[WHAT TO PRODUCE] Do any lines in the data below contain "Χριστοβασίλη"? If so, copy every one of them.

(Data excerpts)
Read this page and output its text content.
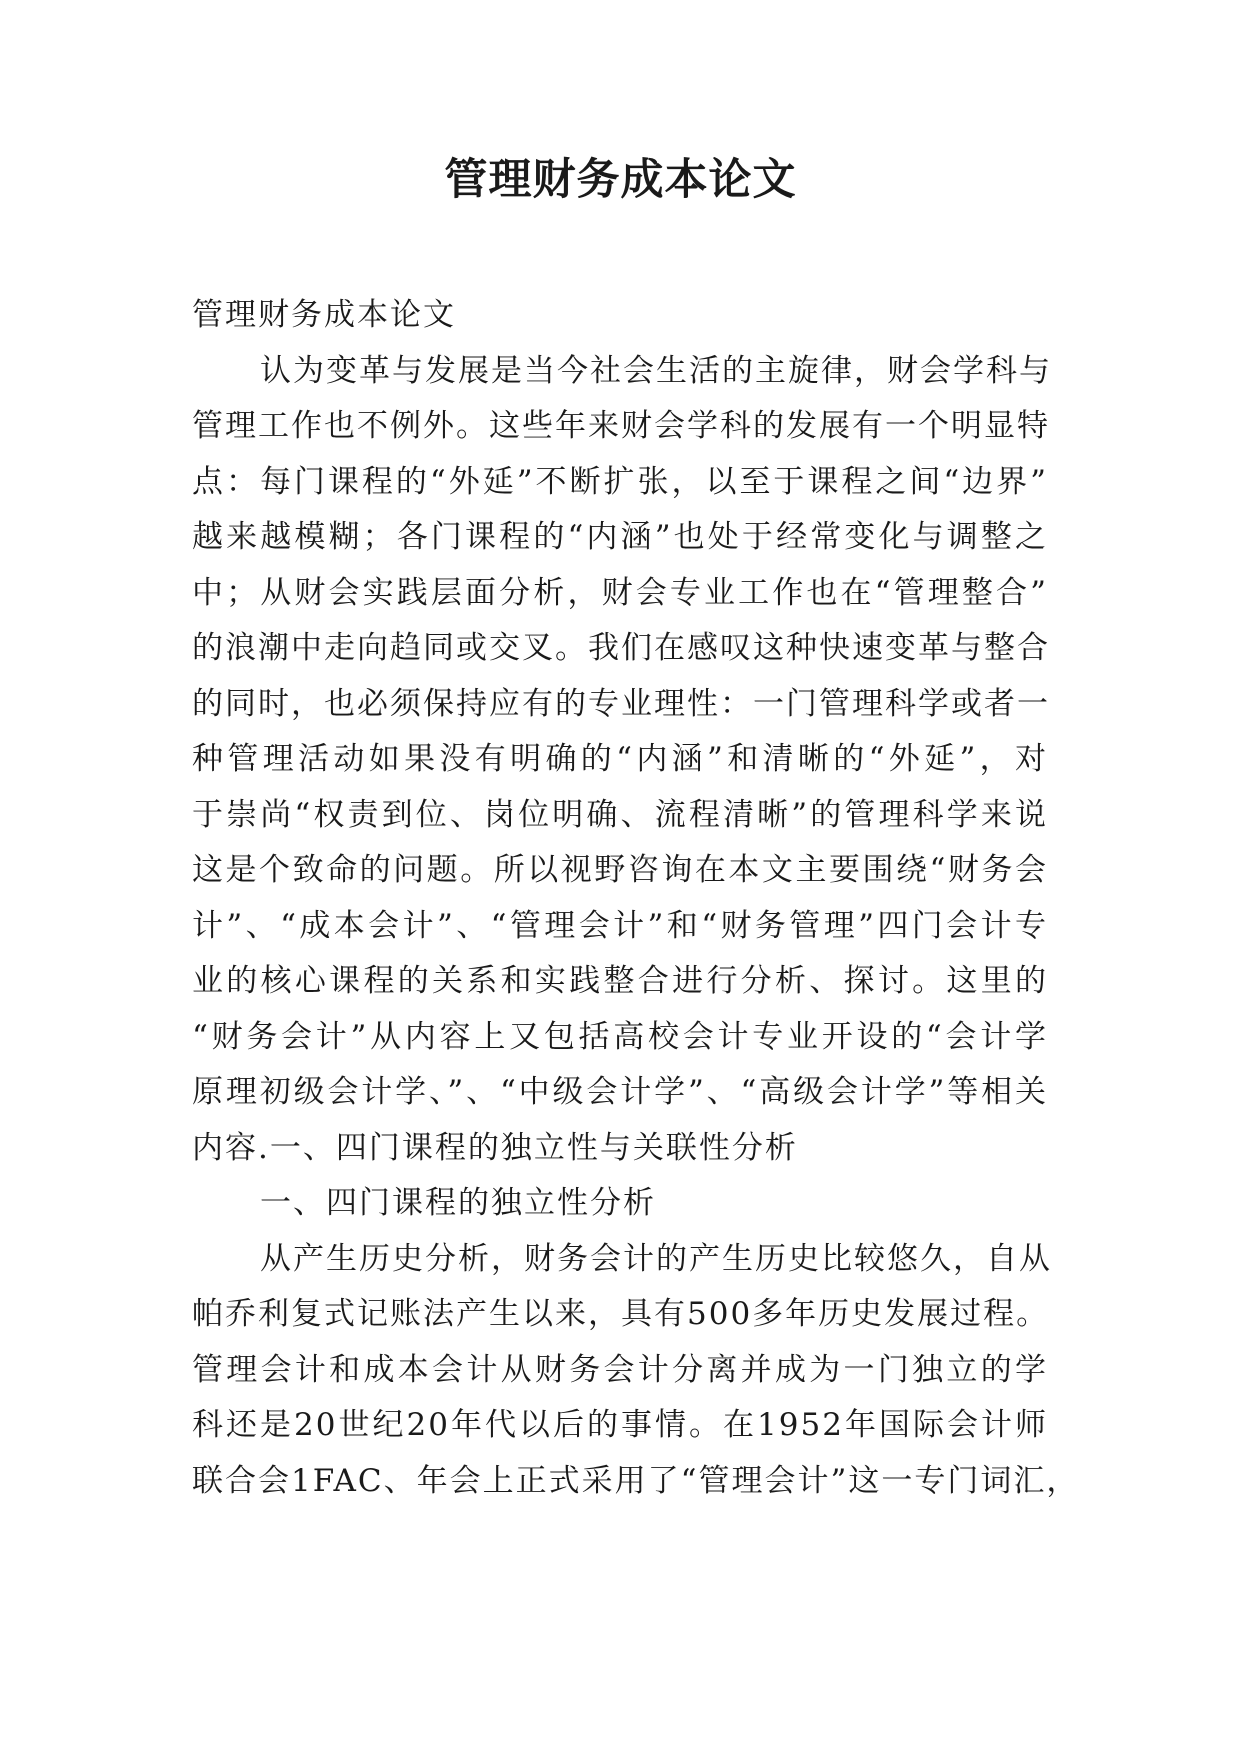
管理财务成本论文
管理财务成本论文
认为变革与发展是当今社会生活的主旋律，财会学科与
管理工作也不例外。这些年来财会学科的发展有一个明显特
点：每门课程的“外延”不断扩张，以至于课程之间“边界”
越来越模糊；各门课程的“内涵”也处于经常变化与调整之
中；从财会实践层面分析，财会专业工作也在“管理整合”
的浪潮中走向趋同或交叉。我们在感叹这种快速变革与整合
的同时，也必须保持应有的专业理性：一门管理科学或者一
种管理活动如果没有明确的“内涵”和清晰的“外延”，对
于崇尚“权责到位、岗位明确、流程清晰”的管理科学来说
这是个致命的问题。所以视野咨询在本文主要围绕“财务会
计”、“成本会计”、“管理会计”和“财务管理”四门会计专
业的核心课程的关系和实践整合进行分析、探讨。这里的
“财务会计”从内容上又包括高校会计专业开设的“会计学
原理初级会计学、”、“中级会计学”、“高级会计学”等相关
内容.一、四门课程的独立性与关联性分析
一、四门课程的独立性分析
从产生历史分析，财务会计的产生历史比较悠久，自从
帕乔利复式记账法产生以来，具有500多年历史发展过程。
管理会计和成本会计从财务会计分离并成为一门独立的学
科还是20世纪20年代以后的事情。在1952年国际会计师
联合会1FAC、年会上正式采用了“管理会计”这一专门词汇，
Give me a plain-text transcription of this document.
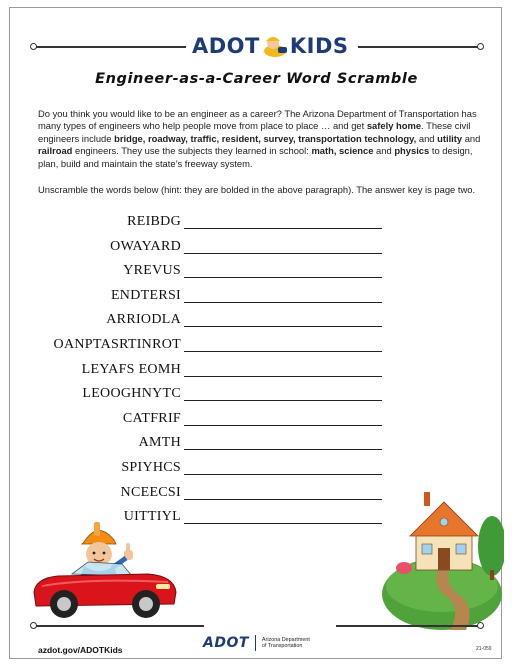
ADOT KIDS
Engineer-as-a-Career Word Scramble
Do you think you would like to be an engineer as a career? The Arizona Department of Transportation has many types of engineers who help people move from place to place … and get safely home. These civil engineers include bridge, roadway, traffic, resident, survey, transportation technology, and utility and railroad engineers. They use the subjects they learned in school: math, science and physics to design, plan, build and maintain the state’s freeway system.
Unscramble the words below (hint: they are bolded in the above paragraph). The answer key is page two.
REIBDG
OWAYARD
YREVUS
ENDTERSI
ARRIODLA
OANPTASRTINROT
LEYAFS EOMH
LEOOGHNYTC
CATFRIF
AMTH
SPIYHCS
NCEECSI
UITTIYL
azdot.gov/ADOTKids	ADOT Arizona Department
of Transportation	21-059
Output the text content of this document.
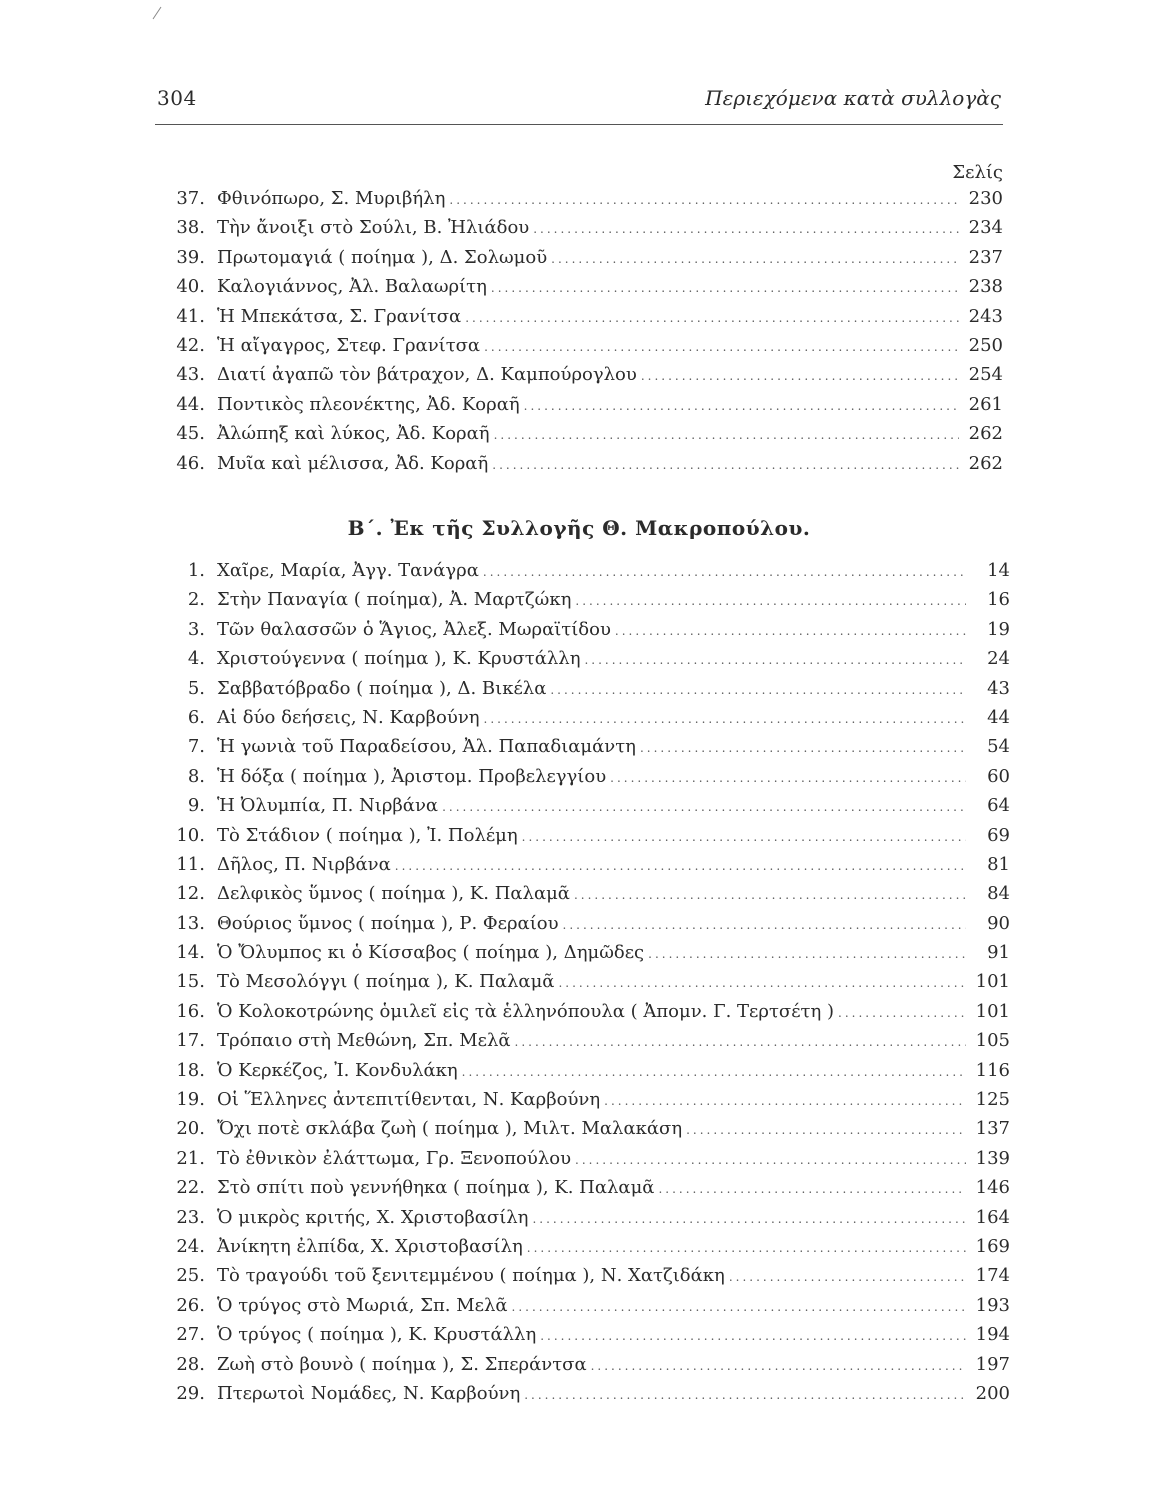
304	Περιεχόμενα κατὰ συλλογὰς
Σελίς
37. Φθινόπωρο, Σ. Μυριβήλη .....	230
38. Τὴν ἄνοιξι στὸ Σούλι, Β. Ἠλιάδου .....	234
39. Πρωτομαγιά ( ποίημα ), Δ. Σολωμοῦ .....	237
40. Καλογιάννος, Ἀλ. Βαλαωρίτη .....	238
41. Ἡ Μπεκάτσα, Σ. Γρανίτσα .....	243
42. Ἡ αἴγαγρος, Στεφ. Γρανίτσα .....	250
43. Διατί ἀγαπῶ τὸν βάτραχον, Δ. Καμπούρογλου .....	254
44. Ποντικὸς πλεονέκτης, Ἀδ. Κοραῆ .....	261
45. Ἀλώπηξ καὶ λύκος, Ἀδ. Κοραῆ .....	262
46. Μυῖα καὶ μέλισσα, Ἀδ. Κοραῆ .....	262
Β΄. Ἐκ τῆς Συλλογῆς Θ. Μακροπούλου.
1. Χαῖρε, Μαρία, Ἀγγ. Τανάγρα .....	14
2. Στὴν Παναγία ( ποίημα), Ἀ. Μαρτζώκη .....	16
3. Τῶν θαλασσῶν ὁ Ἅγιος, Ἀλεξ. Μωραϊτίδου .....	19
4. Χριστούγεννα ( ποίημα ), Κ. Κρυστάλλη .....	24
5. Σαββατόβραδο ( ποίημα ), Δ. Βικέλα .....	43
6. Αἱ δύο δεήσεις, Ν. Καρβούνη .....	44
7. Ἡ γωνιὰ τοῦ Παραδείσου, Ἀλ. Παπαδιαμάντη .....	54
8. Ἡ δόξα ( ποίημα ), Ἀριστομ. Προβελεγγίου .....	60
9. Ἡ Ὀλυμπία, Π. Νιρβάνα .....	64
10. Τὸ Στάδιον ( ποίημα ), Ἰ. Πολέμη .....	69
11. Δῆλος, Π. Νιρβάνα .....	81
12. Δελφικὸς ὕμνος ( ποίημα ), Κ. Παλαμᾶ .....	84
13. Θούριος ὕμνος ( ποίημα ), Ρ. Φεραίου .....	90
14. Ὁ Ὄλυμπος κι ὁ Κίσσαβος ( ποίημα ), Δημῶδες .....	91
15. Τὸ Μεσολόγγι ( ποίημα ), Κ. Παλαμᾶ .....	101
16. Ὁ Κολοκοτρώνης ὁμιλεῖ εἰς τὰ ἑλληνόπουλα ( Ἀπομν. Γ. Τερτσέτη ) .....	101
17. Τρόπαιο στὴ Μεθώνη, Σπ. Μελᾶ .....	105
18. Ὁ Κερκέζος, Ἰ. Κονδυλάκη .....	116
19. Οἱ Ἕλληνες ἀντεπιτίθενται, Ν. Καρβούνη .....	125
20. Ὄχι ποτὲ σκλάβα ζωὴ ( ποίημα ), Μιλτ. Μαλακάση .....	137
21. Τὸ ἐθνικὸν ἐλάττωμα, Γρ. Ξενοπούλου .....	139
22. Στὸ σπίτι ποὺ γεννήθηκα ( ποίημα ), Κ. Παλαμᾶ .....	146
23. Ὁ μικρὸς κριτής, Χ. Χριστοβασίλη .....	164
24. Ἀνίκητη ἐλπίδα, Χ. Χριστοβασίλη .....	169
25. Τὸ τραγούδι τοῦ ξενιτεμμένου ( ποίημα ), Ν. Χατζιδάκη .....	174
26. Ὁ τρύγος στὸ Μωριά, Σπ. Μελᾶ .....	193
27. Ὁ τρύγος ( ποίημα ), Κ. Κρυστάλλη .....	194
28. Ζωὴ στὸ βουνὸ ( ποίημα ), Σ. Σπεράντσα .....	197
29. Πτερωτοὶ Νομάδες, Ν. Καρβούνη .....	200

[FULL SOLUTION]
23. Ὁ μικρὸς κριτής, Χ. Χριστοβασίλη .....	164
24. Ἀνίκητη ἐλπίδα, Χ. Χριστοβασίλη .....	169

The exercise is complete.